> _Problem statement_:
Copy out the lines that have "selected" in them.

> _Data in this exercise_:
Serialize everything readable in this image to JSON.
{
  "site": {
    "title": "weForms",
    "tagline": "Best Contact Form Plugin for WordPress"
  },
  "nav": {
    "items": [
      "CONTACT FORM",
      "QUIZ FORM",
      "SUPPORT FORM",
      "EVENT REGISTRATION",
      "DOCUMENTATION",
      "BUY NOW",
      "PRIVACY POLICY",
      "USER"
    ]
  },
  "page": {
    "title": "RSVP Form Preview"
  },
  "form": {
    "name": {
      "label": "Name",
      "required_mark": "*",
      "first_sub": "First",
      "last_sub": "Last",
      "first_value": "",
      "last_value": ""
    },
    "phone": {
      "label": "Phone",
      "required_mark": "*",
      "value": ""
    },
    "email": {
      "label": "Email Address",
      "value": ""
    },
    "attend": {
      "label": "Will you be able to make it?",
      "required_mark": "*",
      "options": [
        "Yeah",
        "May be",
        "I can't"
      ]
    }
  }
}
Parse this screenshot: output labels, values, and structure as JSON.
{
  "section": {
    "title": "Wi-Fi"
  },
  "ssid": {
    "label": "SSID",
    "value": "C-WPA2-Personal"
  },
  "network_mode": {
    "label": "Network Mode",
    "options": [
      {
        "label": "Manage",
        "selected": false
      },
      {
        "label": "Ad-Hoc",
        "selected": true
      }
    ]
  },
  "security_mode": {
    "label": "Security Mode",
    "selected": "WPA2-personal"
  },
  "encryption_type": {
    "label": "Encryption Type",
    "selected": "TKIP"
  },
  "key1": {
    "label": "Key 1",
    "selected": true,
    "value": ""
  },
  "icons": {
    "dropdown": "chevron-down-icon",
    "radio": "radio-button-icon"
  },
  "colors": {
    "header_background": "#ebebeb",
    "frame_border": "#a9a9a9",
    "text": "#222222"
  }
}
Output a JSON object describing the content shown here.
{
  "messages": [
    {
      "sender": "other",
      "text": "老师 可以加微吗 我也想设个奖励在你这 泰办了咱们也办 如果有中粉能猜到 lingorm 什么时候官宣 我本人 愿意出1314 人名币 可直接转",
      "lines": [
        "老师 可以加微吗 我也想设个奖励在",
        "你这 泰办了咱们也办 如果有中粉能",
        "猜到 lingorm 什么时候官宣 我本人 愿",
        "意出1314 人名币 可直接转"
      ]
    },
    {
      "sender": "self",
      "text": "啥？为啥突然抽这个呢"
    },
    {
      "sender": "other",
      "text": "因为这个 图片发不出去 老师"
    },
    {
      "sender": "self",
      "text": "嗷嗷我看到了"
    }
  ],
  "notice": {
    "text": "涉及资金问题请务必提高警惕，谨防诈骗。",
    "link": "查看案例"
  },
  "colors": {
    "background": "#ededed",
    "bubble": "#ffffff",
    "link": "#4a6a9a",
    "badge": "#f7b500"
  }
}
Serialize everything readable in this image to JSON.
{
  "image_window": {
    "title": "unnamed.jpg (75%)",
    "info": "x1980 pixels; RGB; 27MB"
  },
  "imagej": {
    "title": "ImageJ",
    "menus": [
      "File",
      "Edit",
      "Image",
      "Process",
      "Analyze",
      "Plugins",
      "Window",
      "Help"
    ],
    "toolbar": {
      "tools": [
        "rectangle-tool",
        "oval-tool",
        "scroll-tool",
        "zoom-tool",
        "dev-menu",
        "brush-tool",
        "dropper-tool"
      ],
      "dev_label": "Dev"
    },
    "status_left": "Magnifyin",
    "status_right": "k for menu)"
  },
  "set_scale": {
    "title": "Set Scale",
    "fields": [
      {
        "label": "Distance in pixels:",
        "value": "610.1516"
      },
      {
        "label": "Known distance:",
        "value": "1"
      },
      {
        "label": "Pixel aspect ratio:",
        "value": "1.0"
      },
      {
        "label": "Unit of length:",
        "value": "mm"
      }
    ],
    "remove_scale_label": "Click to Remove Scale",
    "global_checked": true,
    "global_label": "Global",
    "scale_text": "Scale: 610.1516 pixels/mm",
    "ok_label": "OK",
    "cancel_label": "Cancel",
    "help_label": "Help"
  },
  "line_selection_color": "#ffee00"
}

> _Correct answer_:
        "selected": false
        "selected": true
    "selected": "WPA2-personal"
    "selected": "TKIP"
    "selected": true,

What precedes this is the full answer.